▶ Exercise aim
The data below is to be returned in full and exactly.

........

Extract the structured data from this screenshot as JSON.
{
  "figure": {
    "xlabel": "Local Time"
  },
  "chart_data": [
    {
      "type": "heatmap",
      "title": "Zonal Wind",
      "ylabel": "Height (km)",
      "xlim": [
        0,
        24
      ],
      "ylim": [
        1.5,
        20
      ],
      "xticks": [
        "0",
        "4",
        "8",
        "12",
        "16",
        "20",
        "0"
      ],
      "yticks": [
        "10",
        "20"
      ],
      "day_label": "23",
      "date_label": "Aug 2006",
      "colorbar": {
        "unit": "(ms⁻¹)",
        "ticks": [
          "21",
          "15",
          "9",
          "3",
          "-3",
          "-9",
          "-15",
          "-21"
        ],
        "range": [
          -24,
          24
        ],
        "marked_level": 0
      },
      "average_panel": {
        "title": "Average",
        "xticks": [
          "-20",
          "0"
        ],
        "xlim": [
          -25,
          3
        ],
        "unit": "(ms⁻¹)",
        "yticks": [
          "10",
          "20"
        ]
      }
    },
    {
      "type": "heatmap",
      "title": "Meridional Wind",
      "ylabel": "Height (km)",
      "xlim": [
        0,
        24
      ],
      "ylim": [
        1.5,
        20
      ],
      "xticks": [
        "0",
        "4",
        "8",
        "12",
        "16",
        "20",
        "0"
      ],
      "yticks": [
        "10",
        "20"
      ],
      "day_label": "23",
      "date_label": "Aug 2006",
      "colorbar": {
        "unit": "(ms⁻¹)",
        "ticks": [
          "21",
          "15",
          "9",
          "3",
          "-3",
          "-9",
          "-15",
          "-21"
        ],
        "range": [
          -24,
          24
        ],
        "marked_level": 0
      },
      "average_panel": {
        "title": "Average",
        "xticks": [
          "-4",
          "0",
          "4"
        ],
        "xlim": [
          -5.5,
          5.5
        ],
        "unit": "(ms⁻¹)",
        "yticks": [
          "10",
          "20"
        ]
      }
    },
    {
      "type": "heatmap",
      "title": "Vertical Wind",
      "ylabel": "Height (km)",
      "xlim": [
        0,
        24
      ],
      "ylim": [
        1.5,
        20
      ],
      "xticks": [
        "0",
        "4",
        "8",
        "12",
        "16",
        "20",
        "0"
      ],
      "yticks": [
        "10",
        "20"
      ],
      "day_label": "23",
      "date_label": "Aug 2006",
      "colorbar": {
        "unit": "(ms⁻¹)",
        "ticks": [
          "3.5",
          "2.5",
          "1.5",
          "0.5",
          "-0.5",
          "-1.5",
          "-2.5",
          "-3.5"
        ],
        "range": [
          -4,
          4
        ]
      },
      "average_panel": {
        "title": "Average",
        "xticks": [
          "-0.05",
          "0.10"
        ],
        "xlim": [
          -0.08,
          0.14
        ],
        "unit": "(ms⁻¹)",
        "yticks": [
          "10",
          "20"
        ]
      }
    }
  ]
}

........

▶ Written response
Extract the structured data from this screenshot as JSON.
{
  "figure": {
    "xlabel": "Local Time"
  },
  "chart_data": [
    {
      "type": "heatmap",
      "title": "Zonal Wind",
      "ylabel": "Height (km)",
      "xlim": [
        0,
        24
      ],
      "ylim": [
        1.5,
        20
      ],
      "xticks": [
        "0",
        "4",
        "8",
        "12",
        "16",
        "20",
        "0"
      ],
      "yticks": [
        "10",
        "20"
      ],
      "day_label": "23",
      "date_label": "Aug 2006",
      "colorbar": {
        "unit": "(ms⁻¹)",
        "ticks": [
          "21",
          "15",
          "9",
          "3",
          "-3",
          "-9",
          "-15",
          "-21"
        ],
        "range": [
          -24,
          24
        ],
        "marked_level": 0
      },
      "average_panel": {
        "title": "Average",
        "xticks": [
          "-20",
          "0"
        ],
        "xlim": [
          -25,
          3
        ],
        "unit": "(ms⁻¹)",
        "yticks": [
          "10",
          "20"
        ]
      }
    },
    {
      "type": "heatmap",
      "title": "Meridional Wind",
      "ylabel": "Height (km)",
      "xlim": [
        0,
        24
      ],
      "ylim": [
        1.5,
        20
      ],
      "xticks": [
        "0",
        "4",
        "8",
        "12",
        "16",
        "20",
        "0"
      ],
      "yticks": [
        "10",
        "20"
      ],
      "day_label": "23",
      "date_label": "Aug 2006",
      "colorbar": {
        "unit": "(ms⁻¹)",
        "ticks": [
          "21",
          "15",
          "9",
          "3",
          "-3",
          "-9",
          "-15",
          "-21"
        ],
        "range": [
          -24,
          24
        ],
        "marked_level": 0
      },
      "average_panel": {
        "title": "Average",
        "xticks": [
          "-4",
          "0",
          "4"
        ],
        "xlim": [
          -5.5,
          5.5
        ],
        "unit": "(ms⁻¹)",
        "yticks": [
          "10",
          "20"
        ]
      }
    },
    {
      "type": "heatmap",
      "title": "Vertical Wind",
      "ylabel": "Height (km)",
      "xlim": [
        0,
        24
      ],
      "ylim": [
        1.5,
        20
      ],
      "xticks": [
        "0",
        "4",
        "8",
        "12",
        "16",
        "20",
        "0"
      ],
      "yticks": [
        "10",
        "20"
      ],
      "day_label": "23",
      "date_label": "Aug 2006",
      "colorbar": {
        "unit": "(ms⁻¹)",
        "ticks": [
          "3.5",
          "2.5",
          "1.5",
          "0.5",
          "-0.5",
          "-1.5",
          "-2.5",
          "-3.5"
        ],
        "range": [
          -4,
          4
        ]
      },
      "average_panel": {
        "title": "Average",
        "xticks": [
          "-0.05",
          "0.10"
        ],
        "xlim": [
          -0.08,
          0.14
        ],
        "unit": "(ms⁻¹)",
        "yticks": [
          "10",
          "20"
        ]
      }
    }
  ]
}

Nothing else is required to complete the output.